[Element location data]

==*==

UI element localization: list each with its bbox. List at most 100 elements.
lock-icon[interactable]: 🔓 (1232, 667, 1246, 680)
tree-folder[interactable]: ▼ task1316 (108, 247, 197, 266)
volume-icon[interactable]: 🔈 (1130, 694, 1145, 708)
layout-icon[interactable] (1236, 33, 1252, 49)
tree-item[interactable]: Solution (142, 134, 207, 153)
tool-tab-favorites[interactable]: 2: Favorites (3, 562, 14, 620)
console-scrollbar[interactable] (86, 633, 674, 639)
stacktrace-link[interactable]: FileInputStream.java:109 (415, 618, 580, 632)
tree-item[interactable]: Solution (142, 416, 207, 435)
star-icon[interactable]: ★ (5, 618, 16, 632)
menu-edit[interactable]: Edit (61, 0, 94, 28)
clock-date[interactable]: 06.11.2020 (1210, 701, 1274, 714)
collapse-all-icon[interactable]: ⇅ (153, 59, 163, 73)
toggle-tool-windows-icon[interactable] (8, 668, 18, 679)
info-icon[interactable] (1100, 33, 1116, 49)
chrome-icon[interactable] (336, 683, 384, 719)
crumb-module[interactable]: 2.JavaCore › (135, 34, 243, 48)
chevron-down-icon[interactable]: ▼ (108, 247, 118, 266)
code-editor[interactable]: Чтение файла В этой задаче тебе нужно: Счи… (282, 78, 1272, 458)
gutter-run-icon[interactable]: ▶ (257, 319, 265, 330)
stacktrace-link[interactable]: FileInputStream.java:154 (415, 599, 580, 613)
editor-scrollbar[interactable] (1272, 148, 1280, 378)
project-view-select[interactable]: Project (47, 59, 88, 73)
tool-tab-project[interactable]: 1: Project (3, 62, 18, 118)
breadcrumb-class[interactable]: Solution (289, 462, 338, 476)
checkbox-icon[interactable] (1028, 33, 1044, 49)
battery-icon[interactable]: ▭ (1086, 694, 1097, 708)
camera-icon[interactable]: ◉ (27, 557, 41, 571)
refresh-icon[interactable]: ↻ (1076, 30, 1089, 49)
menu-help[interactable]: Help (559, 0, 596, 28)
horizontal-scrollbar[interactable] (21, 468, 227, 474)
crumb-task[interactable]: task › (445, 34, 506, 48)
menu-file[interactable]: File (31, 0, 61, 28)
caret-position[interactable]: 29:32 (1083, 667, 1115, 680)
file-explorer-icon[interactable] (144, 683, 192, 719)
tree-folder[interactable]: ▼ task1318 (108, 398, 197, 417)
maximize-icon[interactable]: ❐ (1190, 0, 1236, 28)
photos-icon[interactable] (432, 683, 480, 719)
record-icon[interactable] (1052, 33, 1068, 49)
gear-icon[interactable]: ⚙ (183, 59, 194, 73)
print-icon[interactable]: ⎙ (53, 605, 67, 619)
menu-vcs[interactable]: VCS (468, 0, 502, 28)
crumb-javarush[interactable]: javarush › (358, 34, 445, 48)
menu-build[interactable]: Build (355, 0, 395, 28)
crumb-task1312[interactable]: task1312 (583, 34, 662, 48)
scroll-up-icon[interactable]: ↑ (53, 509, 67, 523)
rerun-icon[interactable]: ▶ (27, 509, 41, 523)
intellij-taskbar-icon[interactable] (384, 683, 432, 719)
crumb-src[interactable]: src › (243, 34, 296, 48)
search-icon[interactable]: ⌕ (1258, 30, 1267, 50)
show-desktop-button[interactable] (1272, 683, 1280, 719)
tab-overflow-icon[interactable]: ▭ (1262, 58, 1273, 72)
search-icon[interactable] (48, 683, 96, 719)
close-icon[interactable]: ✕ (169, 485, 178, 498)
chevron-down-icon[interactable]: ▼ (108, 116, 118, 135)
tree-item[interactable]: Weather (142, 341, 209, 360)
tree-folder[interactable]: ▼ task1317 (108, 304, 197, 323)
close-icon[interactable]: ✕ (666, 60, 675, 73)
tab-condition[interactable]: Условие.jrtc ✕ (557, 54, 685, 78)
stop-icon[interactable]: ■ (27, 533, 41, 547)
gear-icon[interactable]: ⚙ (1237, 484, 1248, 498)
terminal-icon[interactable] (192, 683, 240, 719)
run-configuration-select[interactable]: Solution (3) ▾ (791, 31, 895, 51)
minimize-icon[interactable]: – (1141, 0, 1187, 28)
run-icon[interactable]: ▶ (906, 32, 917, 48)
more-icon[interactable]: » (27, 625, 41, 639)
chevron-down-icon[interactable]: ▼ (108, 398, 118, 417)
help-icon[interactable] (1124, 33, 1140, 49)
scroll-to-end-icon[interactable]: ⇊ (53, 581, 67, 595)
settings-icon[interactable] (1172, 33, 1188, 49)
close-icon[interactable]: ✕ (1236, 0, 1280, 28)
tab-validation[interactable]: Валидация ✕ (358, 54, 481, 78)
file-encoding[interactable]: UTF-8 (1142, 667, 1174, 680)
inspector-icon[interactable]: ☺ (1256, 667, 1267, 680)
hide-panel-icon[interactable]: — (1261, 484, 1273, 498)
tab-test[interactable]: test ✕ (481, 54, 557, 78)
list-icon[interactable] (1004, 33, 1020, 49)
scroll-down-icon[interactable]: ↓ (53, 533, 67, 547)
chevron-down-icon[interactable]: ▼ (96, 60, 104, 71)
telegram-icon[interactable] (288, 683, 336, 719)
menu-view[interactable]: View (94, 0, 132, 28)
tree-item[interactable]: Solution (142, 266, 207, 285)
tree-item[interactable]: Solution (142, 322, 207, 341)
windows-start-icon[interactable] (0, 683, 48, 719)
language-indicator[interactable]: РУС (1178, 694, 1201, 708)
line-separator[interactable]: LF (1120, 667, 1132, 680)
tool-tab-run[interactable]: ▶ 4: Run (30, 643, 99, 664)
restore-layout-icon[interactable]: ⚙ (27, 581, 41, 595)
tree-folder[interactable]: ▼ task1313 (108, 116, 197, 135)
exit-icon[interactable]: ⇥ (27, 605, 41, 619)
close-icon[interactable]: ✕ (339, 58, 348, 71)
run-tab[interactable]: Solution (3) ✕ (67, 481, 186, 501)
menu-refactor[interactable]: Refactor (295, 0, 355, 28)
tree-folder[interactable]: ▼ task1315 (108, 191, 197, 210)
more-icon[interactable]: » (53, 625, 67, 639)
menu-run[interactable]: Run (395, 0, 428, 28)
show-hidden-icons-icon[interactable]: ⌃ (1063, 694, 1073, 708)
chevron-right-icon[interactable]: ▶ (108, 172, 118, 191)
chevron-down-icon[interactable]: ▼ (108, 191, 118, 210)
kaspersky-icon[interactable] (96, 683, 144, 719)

==*==

■ **Instructions to follow**
Can you lay out every line of these records as a numbered list, leaving out any blank lines?

■ **Answer to the problem**
1. UI element localization: list each with its bbox. List at most 100 elements.
2. lock-icon[interactable]: 🔓 (1232, 667, 1246, 680)
3. tree-folder[interactable]: ▼ task1316 (108, 247, 197, 266)
4. volume-icon[interactable]: 🔈 (1130, 694, 1145, 708)
5. layout-icon[interactable] (1236, 33, 1252, 49)
6. tree-item[interactable]: Solution (142, 134, 207, 153)
7. tool-tab-favorites[interactable]: 2: Favorites (3, 562, 14, 620)
8. console-scrollbar[interactable] (86, 633, 674, 639)
9. stacktrace-link[interactable]: FileInputStream.java:109 (415, 618, 580, 632)
10. tree-item[interactable]: Solution (142, 416, 207, 435)
11. star-icon[interactable]: ★ (5, 618, 16, 632)
12. menu-edit[interactable]: Edit (61, 0, 94, 28)
13. clock-date[interactable]: 06.11.2020 (1210, 701, 1274, 714)
14. collapse-all-icon[interactable]: ⇅ (153, 59, 163, 73)
15. toggle-tool-windows-icon[interactable] (8, 668, 18, 679)
16. info-icon[interactable] (1100, 33, 1116, 49)
17. chrome-icon[interactable] (336, 683, 384, 719)
18. crumb-module[interactable]: 2.JavaCore › (135, 34, 243, 48)
19. chevron-down-icon[interactable]: ▼ (108, 247, 118, 266)
20. code-editor[interactable]: Чтение файла В этой задаче тебе нужно: Счи… (282, 78, 1272, 458)
21. gutter-run-icon[interactable]: ▶ (257, 319, 265, 330)
22. stacktrace-link[interactable]: FileInputStream.java:154 (415, 599, 580, 613)
23. editor-scrollbar[interactable] (1272, 148, 1280, 378)
24. project-view-select[interactable]: Project (47, 59, 88, 73)
25. tool-tab-project[interactable]: 1: Project (3, 62, 18, 118)
26. breadcrumb-class[interactable]: Solution (289, 462, 338, 476)
27. checkbox-icon[interactable] (1028, 33, 1044, 49)
28. battery-icon[interactable]: ▭ (1086, 694, 1097, 708)
29. camera-icon[interactable]: ◉ (27, 557, 41, 571)
30. refresh-icon[interactable]: ↻ (1076, 30, 1089, 49)
31. menu-help[interactable]: Help (559, 0, 596, 28)
32. horizontal-scrollbar[interactable] (21, 468, 227, 474)
33. crumb-task[interactable]: task › (445, 34, 506, 48)
34. menu-file[interactable]: File (31, 0, 61, 28)
35. caret-position[interactable]: 29:32 (1083, 667, 1115, 680)
36. file-explorer-icon[interactable] (144, 683, 192, 719)
37. tree-folder[interactable]: ▼ task1318 (108, 398, 197, 417)
38. maximize-icon[interactable]: ❐ (1190, 0, 1236, 28)
39. photos-icon[interactable] (432, 683, 480, 719)
40. record-icon[interactable] (1052, 33, 1068, 49)
41. gear-icon[interactable]: ⚙ (183, 59, 194, 73)
42. print-icon[interactable]: ⎙ (53, 605, 67, 619)
43. menu-vcs[interactable]: VCS (468, 0, 502, 28)
44. crumb-javarush[interactable]: javarush › (358, 34, 445, 48)
45. menu-build[interactable]: Build (355, 0, 395, 28)
46. crumb-task1312[interactable]: task1312 (583, 34, 662, 48)
47. scroll-up-icon[interactable]: ↑ (53, 509, 67, 523)
48. rerun-icon[interactable]: ▶ (27, 509, 41, 523)
49. intellij-taskbar-icon[interactable] (384, 683, 432, 719)
50. crumb-src[interactable]: src › (243, 34, 296, 48)
51. search-icon[interactable]: ⌕ (1258, 30, 1267, 50)
52. show-desktop-button[interactable] (1272, 683, 1280, 719)
53. tab-overflow-icon[interactable]: ▭ (1262, 58, 1273, 72)
54. search-icon[interactable] (48, 683, 96, 719)
55. close-icon[interactable]: ✕ (169, 485, 178, 498)
56. chevron-down-icon[interactable]: ▼ (108, 116, 118, 135)
57. tree-item[interactable]: Weather (142, 341, 209, 360)
58. tree-folder[interactable]: ▼ task1317 (108, 304, 197, 323)
59. close-icon[interactable]: ✕ (666, 60, 675, 73)
60. tab-condition[interactable]: Условие.jrtc ✕ (557, 54, 685, 78)
61. stop-icon[interactable]: ■ (27, 533, 41, 547)
62. gear-icon[interactable]: ⚙ (1237, 484, 1248, 498)
63. terminal-icon[interactable] (192, 683, 240, 719)
64. run-configuration-select[interactable]: Solution (3) ▾ (791, 31, 895, 51)
65. minimize-icon[interactable]: – (1141, 0, 1187, 28)
66. run-icon[interactable]: ▶ (906, 32, 917, 48)
67. more-icon[interactable]: » (27, 625, 41, 639)
68. chevron-down-icon[interactable]: ▼ (108, 398, 118, 417)
69. help-icon[interactable] (1124, 33, 1140, 49)
70. scroll-to-end-icon[interactable]: ⇊ (53, 581, 67, 595)
71. settings-icon[interactable] (1172, 33, 1188, 49)
72. close-icon[interactable]: ✕ (1236, 0, 1280, 28)
73. tab-validation[interactable]: Валидация ✕ (358, 54, 481, 78)
74. file-encoding[interactable]: UTF-8 (1142, 667, 1174, 680)
75. inspector-icon[interactable]: ☺ (1256, 667, 1267, 680)
76. hide-panel-icon[interactable]: — (1261, 484, 1273, 498)
77. tab-test[interactable]: test ✕ (481, 54, 557, 78)
78. list-icon[interactable] (1004, 33, 1020, 49)
79. scroll-down-icon[interactable]: ↓ (53, 533, 67, 547)
80. chevron-down-icon[interactable]: ▼ (96, 60, 104, 71)
81. telegram-icon[interactable] (288, 683, 336, 719)
82. menu-view[interactable]: View (94, 0, 132, 28)
83. tree-item[interactable]: Solution (142, 266, 207, 285)
84. tree-item[interactable]: Solution (142, 322, 207, 341)
85. windows-start-icon[interactable] (0, 683, 48, 719)
86. language-indicator[interactable]: РУС (1178, 694, 1201, 708)
87. line-separator[interactable]: LF (1120, 667, 1132, 680)
88. tool-tab-run[interactable]: ▶ 4: Run (30, 643, 99, 664)
89. restore-layout-icon[interactable]: ⚙ (27, 581, 41, 595)
90. tree-folder[interactable]: ▼ task1313 (108, 116, 197, 135)
91. exit-icon[interactable]: ⇥ (27, 605, 41, 619)
92. close-icon[interactable]: ✕ (339, 58, 348, 71)
93. run-tab[interactable]: Solution (3) ✕ (67, 481, 186, 501)
94. menu-refactor[interactable]: Refactor (295, 0, 355, 28)
95. tree-folder[interactable]: ▼ task1315 (108, 191, 197, 210)
96. more-icon[interactable]: » (53, 625, 67, 639)
97. menu-run[interactable]: Run (395, 0, 428, 28)
98. show-hidden-icons-icon[interactable]: ⌃ (1063, 694, 1073, 708)
99. chevron-right-icon[interactable]: ▶ (108, 172, 118, 191)
100. chevron-down-icon[interactable]: ▼ (108, 191, 118, 210)
101. kaspersky-icon[interactable] (96, 683, 144, 719)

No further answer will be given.